* Entries provided

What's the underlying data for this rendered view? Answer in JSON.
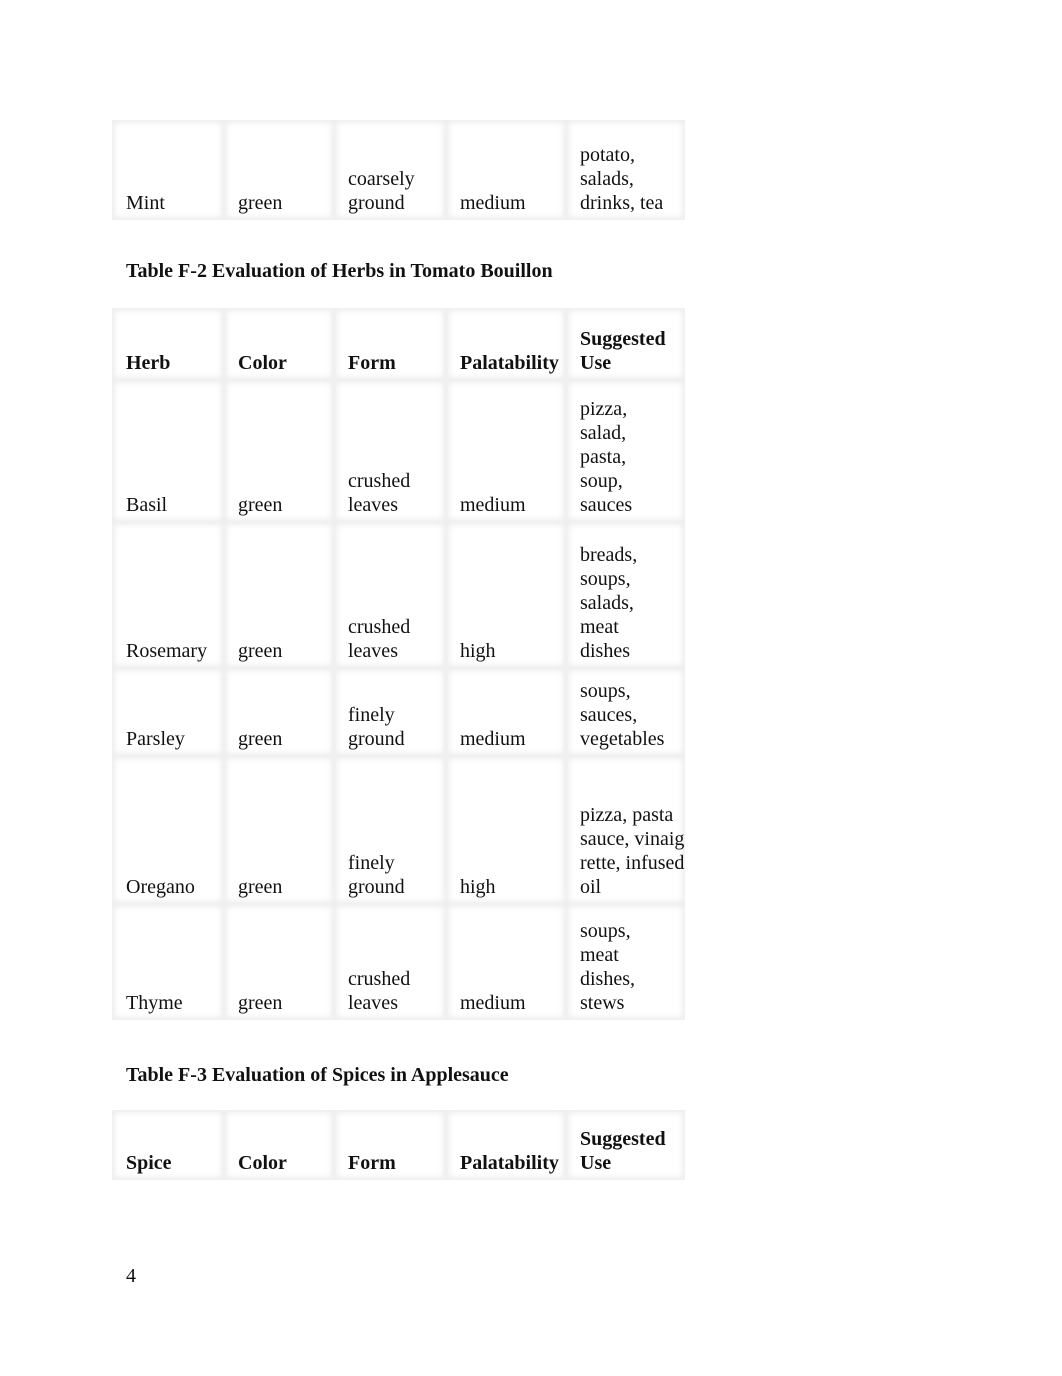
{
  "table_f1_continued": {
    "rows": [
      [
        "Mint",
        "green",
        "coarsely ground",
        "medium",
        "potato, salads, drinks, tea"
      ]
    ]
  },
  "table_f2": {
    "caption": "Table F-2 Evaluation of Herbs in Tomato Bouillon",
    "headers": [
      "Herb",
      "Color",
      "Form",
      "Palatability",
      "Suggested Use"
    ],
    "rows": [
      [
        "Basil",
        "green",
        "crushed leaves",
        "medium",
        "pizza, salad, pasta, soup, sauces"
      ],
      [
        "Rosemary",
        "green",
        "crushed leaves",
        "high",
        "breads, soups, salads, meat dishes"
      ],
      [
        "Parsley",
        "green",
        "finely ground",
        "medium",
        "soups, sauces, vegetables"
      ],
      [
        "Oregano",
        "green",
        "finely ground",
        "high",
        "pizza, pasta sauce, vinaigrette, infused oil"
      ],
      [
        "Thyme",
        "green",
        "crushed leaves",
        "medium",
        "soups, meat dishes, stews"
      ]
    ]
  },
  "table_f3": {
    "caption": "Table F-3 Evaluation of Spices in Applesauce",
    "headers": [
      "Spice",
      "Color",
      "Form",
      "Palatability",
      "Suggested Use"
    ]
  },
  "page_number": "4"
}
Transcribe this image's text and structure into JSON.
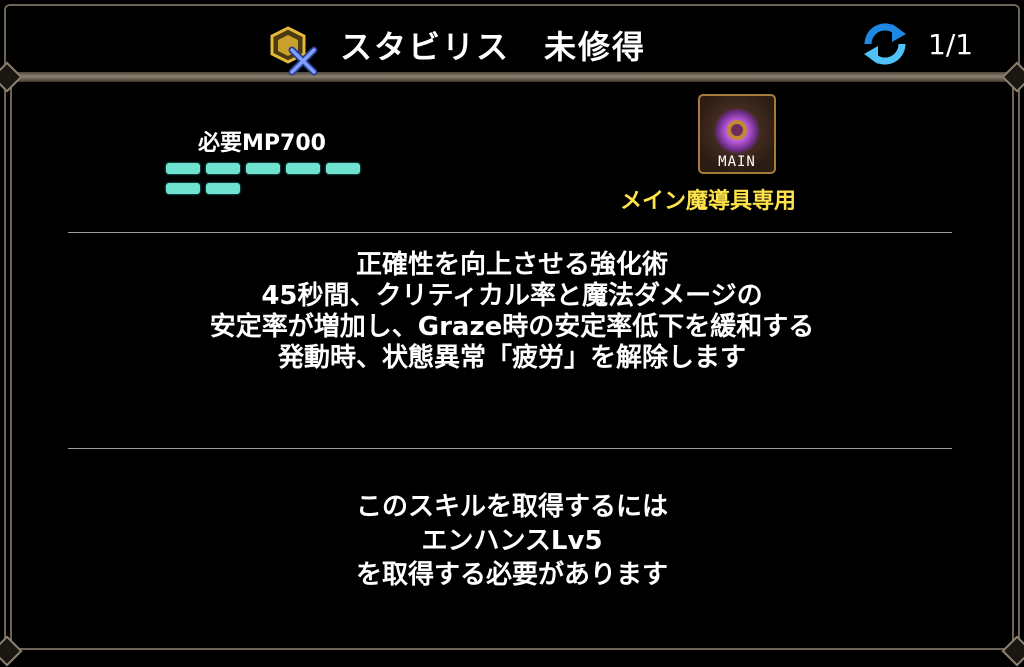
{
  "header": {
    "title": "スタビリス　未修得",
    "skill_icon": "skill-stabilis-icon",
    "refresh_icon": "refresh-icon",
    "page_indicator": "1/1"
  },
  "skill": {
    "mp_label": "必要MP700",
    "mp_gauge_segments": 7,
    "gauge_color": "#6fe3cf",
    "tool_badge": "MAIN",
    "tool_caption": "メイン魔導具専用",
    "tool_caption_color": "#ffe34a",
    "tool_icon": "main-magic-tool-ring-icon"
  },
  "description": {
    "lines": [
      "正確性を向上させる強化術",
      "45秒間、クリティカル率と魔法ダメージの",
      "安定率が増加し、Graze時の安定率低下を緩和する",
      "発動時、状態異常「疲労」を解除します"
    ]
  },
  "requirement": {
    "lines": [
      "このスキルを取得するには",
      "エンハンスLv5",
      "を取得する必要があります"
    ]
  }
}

* What the task asks
Return each line where "icon" shows up.

* Written solution
    "skill_icon": "skill-stabilis-icon",
    "refresh_icon": "refresh-icon",
    "tool_icon": "main-magic-tool-ring-icon"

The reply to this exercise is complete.